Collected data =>

- - - - -

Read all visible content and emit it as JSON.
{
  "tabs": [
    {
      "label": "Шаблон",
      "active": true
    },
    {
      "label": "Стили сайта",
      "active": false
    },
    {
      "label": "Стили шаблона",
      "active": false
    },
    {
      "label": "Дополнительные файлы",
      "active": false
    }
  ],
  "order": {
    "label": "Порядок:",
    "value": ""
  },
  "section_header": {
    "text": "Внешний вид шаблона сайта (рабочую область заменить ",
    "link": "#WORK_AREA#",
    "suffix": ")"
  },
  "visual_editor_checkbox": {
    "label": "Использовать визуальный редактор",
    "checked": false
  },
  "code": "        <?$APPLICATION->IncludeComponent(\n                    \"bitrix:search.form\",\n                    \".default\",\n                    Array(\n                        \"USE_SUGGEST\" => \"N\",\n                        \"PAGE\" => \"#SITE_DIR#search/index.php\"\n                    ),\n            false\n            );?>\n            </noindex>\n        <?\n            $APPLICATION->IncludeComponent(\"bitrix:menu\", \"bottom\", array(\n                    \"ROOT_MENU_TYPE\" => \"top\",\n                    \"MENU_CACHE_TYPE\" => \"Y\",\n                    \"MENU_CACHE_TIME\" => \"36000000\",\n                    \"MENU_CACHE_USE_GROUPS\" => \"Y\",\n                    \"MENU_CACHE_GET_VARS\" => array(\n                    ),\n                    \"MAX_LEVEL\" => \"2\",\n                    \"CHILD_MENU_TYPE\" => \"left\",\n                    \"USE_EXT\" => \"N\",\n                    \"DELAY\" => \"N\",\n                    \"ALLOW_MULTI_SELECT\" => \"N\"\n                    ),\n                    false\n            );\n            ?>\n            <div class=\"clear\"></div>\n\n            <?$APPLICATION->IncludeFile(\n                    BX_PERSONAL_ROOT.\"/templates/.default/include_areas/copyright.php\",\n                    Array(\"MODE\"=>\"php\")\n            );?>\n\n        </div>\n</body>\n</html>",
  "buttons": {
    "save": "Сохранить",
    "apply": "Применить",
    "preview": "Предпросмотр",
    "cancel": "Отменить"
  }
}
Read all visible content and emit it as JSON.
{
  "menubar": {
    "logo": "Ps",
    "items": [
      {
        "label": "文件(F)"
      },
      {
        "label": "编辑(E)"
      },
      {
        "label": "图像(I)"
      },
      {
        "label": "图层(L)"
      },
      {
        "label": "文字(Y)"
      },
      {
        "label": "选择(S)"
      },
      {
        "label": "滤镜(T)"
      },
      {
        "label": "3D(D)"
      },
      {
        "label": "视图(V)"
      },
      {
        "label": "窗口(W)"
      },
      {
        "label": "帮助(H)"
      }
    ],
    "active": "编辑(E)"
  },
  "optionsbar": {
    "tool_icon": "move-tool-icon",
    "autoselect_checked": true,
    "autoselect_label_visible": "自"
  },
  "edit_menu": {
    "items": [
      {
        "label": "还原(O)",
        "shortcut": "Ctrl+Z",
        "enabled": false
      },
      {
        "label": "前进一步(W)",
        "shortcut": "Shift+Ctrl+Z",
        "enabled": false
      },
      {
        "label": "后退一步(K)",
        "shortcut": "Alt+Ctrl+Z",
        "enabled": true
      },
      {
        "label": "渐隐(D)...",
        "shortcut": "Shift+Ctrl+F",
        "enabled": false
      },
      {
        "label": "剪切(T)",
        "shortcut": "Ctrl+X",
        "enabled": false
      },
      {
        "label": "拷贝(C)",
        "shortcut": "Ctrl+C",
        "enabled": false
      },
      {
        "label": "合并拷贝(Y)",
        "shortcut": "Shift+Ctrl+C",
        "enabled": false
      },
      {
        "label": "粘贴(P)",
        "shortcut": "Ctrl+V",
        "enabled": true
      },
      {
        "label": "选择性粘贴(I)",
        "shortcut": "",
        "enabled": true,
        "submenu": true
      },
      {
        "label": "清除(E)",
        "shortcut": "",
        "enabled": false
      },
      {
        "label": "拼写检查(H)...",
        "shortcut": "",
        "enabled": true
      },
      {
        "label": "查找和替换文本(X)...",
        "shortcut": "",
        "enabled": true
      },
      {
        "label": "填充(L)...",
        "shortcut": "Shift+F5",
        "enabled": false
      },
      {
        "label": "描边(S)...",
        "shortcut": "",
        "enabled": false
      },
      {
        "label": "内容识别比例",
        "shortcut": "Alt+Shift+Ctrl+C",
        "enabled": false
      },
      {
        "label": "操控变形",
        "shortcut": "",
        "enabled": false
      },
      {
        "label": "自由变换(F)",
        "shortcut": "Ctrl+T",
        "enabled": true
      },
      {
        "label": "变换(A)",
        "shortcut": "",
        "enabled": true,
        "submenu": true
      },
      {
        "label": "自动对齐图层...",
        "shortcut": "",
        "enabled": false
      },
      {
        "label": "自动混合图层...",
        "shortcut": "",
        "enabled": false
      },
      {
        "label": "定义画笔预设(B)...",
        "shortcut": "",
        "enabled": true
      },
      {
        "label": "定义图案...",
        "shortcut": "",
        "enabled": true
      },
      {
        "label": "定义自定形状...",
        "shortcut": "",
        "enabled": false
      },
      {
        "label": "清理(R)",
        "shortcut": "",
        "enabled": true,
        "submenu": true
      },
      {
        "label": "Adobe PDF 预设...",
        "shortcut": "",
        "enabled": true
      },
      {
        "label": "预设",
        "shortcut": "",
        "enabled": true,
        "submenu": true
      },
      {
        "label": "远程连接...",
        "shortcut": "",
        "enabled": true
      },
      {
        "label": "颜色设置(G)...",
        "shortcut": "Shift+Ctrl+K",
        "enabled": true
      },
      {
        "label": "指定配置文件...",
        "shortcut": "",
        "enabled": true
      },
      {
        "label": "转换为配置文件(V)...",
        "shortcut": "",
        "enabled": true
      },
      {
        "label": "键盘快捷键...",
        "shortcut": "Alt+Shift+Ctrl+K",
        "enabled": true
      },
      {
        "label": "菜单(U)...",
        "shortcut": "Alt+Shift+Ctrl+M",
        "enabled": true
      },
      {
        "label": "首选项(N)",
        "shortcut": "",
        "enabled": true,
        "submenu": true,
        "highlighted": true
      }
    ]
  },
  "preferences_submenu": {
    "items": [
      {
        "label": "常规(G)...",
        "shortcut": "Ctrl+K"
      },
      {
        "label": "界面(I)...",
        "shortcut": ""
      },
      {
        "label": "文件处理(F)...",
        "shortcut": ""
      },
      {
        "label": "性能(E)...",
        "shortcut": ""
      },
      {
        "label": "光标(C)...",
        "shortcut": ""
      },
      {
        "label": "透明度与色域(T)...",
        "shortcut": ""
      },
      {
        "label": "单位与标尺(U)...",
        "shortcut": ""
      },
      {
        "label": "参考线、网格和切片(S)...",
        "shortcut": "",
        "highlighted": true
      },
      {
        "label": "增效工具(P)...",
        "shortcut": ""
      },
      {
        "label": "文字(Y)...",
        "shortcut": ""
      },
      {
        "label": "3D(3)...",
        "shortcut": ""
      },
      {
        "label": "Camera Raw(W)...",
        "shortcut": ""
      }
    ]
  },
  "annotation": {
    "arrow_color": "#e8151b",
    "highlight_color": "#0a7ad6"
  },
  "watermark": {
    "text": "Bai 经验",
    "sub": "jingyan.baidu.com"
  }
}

- - - - -

What needs to be done => Write the listing out again, exactly as it reads.

Solution =>
Read all visible content and emit it as JSON.
{
  "tabs": [
    {
      "label": "Шаблон",
      "active": true
    },
    {
      "label": "Стили сайта",
      "active": false
    },
    {
      "label": "Стили шаблона",
      "active": false
    },
    {
      "label": "Дополнительные файлы",
      "active": false
    }
  ],
  "order": {
    "label": "Порядок:",
    "value": ""
  },
  "section_header": {
    "text": "Внешний вид шаблона сайта (рабочую область заменить ",
    "link": "#WORK_AREA#",
    "suffix": ")"
  },
  "visual_editor_checkbox": {
    "label": "Использовать визуальный редактор",
    "checked": false
  },
  "code": "        <?$APPLICATION->IncludeComponent(\n                    \"bitrix:search.form\",\n                    \".default\",\n                    Array(\n                        \"USE_SUGGEST\" => \"N\",\n                        \"PAGE\" => \"#SITE_DIR#search/index.php\"\n                    ),\n            false\n            );?>\n            </noindex>\n        <?\n            $APPLICATION->IncludeComponent(\"bitrix:menu\", \"bottom\", array(\n                    \"ROOT_MENU_TYPE\" => \"top\",\n                    \"MENU_CACHE_TYPE\" => \"Y\",\n                    \"MENU_CACHE_TIME\" => \"36000000\",\n                    \"MENU_CACHE_USE_GROUPS\" => \"Y\",\n                    \"MENU_CACHE_GET_VARS\" => array(\n                    ),\n                    \"MAX_LEVEL\" => \"2\",\n                    \"CHILD_MENU_TYPE\" => \"left\",\n                    \"USE_EXT\" => \"N\",\n                    \"DELAY\" => \"N\",\n                    \"ALLOW_MULTI_SELECT\" => \"N\"\n                    ),\n                    false\n            );\n            ?>\n            <div class=\"clear\"></div>\n\n            <?$APPLICATION->IncludeFile(\n                    BX_PERSONAL_ROOT.\"/templates/.default/include_areas/copyright.php\",\n                    Array(\"MODE\"=>\"php\")\n            );?>\n\n        </div>\n</body>\n</html>",
  "buttons": {
    "save": "Сохранить",
    "apply": "Применить",
    "preview": "Предпросмотр",
    "cancel": "Отменить"
  }
}
Read all visible content and emit it as JSON.
{
  "menubar": {
    "logo": "Ps",
    "items": [
      {
        "label": "文件(F)"
      },
      {
        "label": "编辑(E)"
      },
      {
        "label": "图像(I)"
      },
      {
        "label": "图层(L)"
      },
      {
        "label": "文字(Y)"
      },
      {
        "label": "选择(S)"
      },
      {
        "label": "滤镜(T)"
      },
      {
        "label": "3D(D)"
      },
      {
        "label": "视图(V)"
      },
      {
        "label": "窗口(W)"
      },
      {
        "label": "帮助(H)"
      }
    ],
    "active": "编辑(E)"
  },
  "optionsbar": {
    "tool_icon": "move-tool-icon",
    "autoselect_checked": true,
    "autoselect_label_visible": "自"
  },
  "edit_menu": {
    "items": [
      {
        "label": "还原(O)",
        "shortcut": "Ctrl+Z",
        "enabled": false
      },
      {
        "label": "前进一步(W)",
        "shortcut": "Shift+Ctrl+Z",
        "enabled": false
      },
      {
        "label": "后退一步(K)",
        "shortcut": "Alt+Ctrl+Z",
        "enabled": true
      },
      {
        "label": "渐隐(D)...",
        "shortcut": "Shift+Ctrl+F",
        "enabled": false
      },
      {
        "label": "剪切(T)",
        "shortcut": "Ctrl+X",
        "enabled": false
      },
      {
        "label": "拷贝(C)",
        "shortcut": "Ctrl+C",
        "enabled": false
      },
      {
        "label": "合并拷贝(Y)",
        "shortcut": "Shift+Ctrl+C",
        "enabled": false
      },
      {
        "label": "粘贴(P)",
        "shortcut": "Ctrl+V",
        "enabled": true
      },
      {
        "label": "选择性粘贴(I)",
        "shortcut": "",
        "enabled": true,
        "submenu": true
      },
      {
        "label": "清除(E)",
        "shortcut": "",
        "enabled": false
      },
      {
        "label": "拼写检查(H)...",
        "shortcut": "",
        "enabled": true
      },
      {
        "label": "查找和替换文本(X)...",
        "shortcut": "",
        "enabled": true
      },
      {
        "label": "填充(L)...",
        "shortcut": "Shift+F5",
        "enabled": false
      },
      {
        "label": "描边(S)...",
        "shortcut": "",
        "enabled": false
      },
      {
        "label": "内容识别比例",
        "shortcut": "Alt+Shift+Ctrl+C",
        "enabled": false
      },
      {
        "label": "操控变形",
        "shortcut": "",
        "enabled": false
      },
      {
        "label": "自由变换(F)",
        "shortcut": "Ctrl+T",
        "enabled": true
      },
      {
        "label": "变换(A)",
        "shortcut": "",
        "enabled": true,
        "submenu": true
      },
      {
        "label": "自动对齐图层...",
        "shortcut": "",
        "enabled": false
      },
      {
        "label": "自动混合图层...",
        "shortcut": "",
        "enabled": false
      },
      {
        "label": "定义画笔预设(B)...",
        "shortcut": "",
        "enabled": true
      },
      {
        "label": "定义图案...",
        "shortcut": "",
        "enabled": true
      },
      {
        "label": "定义自定形状...",
        "shortcut": "",
        "enabled": false
      },
      {
        "label": "清理(R)",
        "shortcut": "",
        "enabled": true,
        "submenu": true
      },
      {
        "label": "Adobe PDF 预设...",
        "shortcut": "",
        "enabled": true
      },
      {
        "label": "预设",
        "shortcut": "",
        "enabled": true,
        "submenu": true
      },
      {
        "label": "远程连接...",
        "shortcut": "",
        "enabled": true
      },
      {
        "label": "颜色设置(G)...",
        "shortcut": "Shift+Ctrl+K",
        "enabled": true
      },
      {
        "label": "指定配置文件...",
        "shortcut": "",
        "enabled": true
      },
      {
        "label": "转换为配置文件(V)...",
        "shortcut": "",
        "enabled": true
      },
      {
        "label": "键盘快捷键...",
        "shortcut": "Alt+Shift+Ctrl+K",
        "enabled": true
      },
      {
        "label": "菜单(U)...",
        "shortcut": "Alt+Shift+Ctrl+M",
        "enabled": true
      },
      {
        "label": "首选项(N)",
        "shortcut": "",
        "enabled": true,
        "submenu": true,
        "highlighted": true
      }
    ]
  },
  "preferences_submenu": {
    "items": [
      {
        "label": "常规(G)...",
        "shortcut": "Ctrl+K"
      },
      {
        "label": "界面(I)...",
        "shortcut": ""
      },
      {
        "label": "文件处理(F)...",
        "shortcut": ""
      },
      {
        "label": "性能(E)...",
        "shortcut": ""
      },
      {
        "label": "光标(C)...",
        "shortcut": ""
      },
      {
        "label": "透明度与色域(T)...",
        "shortcut": ""
      },
      {
        "label": "单位与标尺(U)...",
        "shortcut": ""
      },
      {
        "label": "参考线、网格和切片(S)...",
        "shortcut": "",
        "highlighted": true
      },
      {
        "label": "增效工具(P)...",
        "shortcut": ""
      },
      {
        "label": "文字(Y)...",
        "shortcut": ""
      },
      {
        "label": "3D(3)...",
        "shortcut": ""
      },
      {
        "label": "Camera Raw(W)...",
        "shortcut": ""
      }
    ]
  },
  "annotation": {
    "arrow_color": "#e8151b",
    "highlight_color": "#0a7ad6"
  },
  "watermark": {
    "text": "Bai 经验",
    "sub": "jingyan.baidu.com"
  }
}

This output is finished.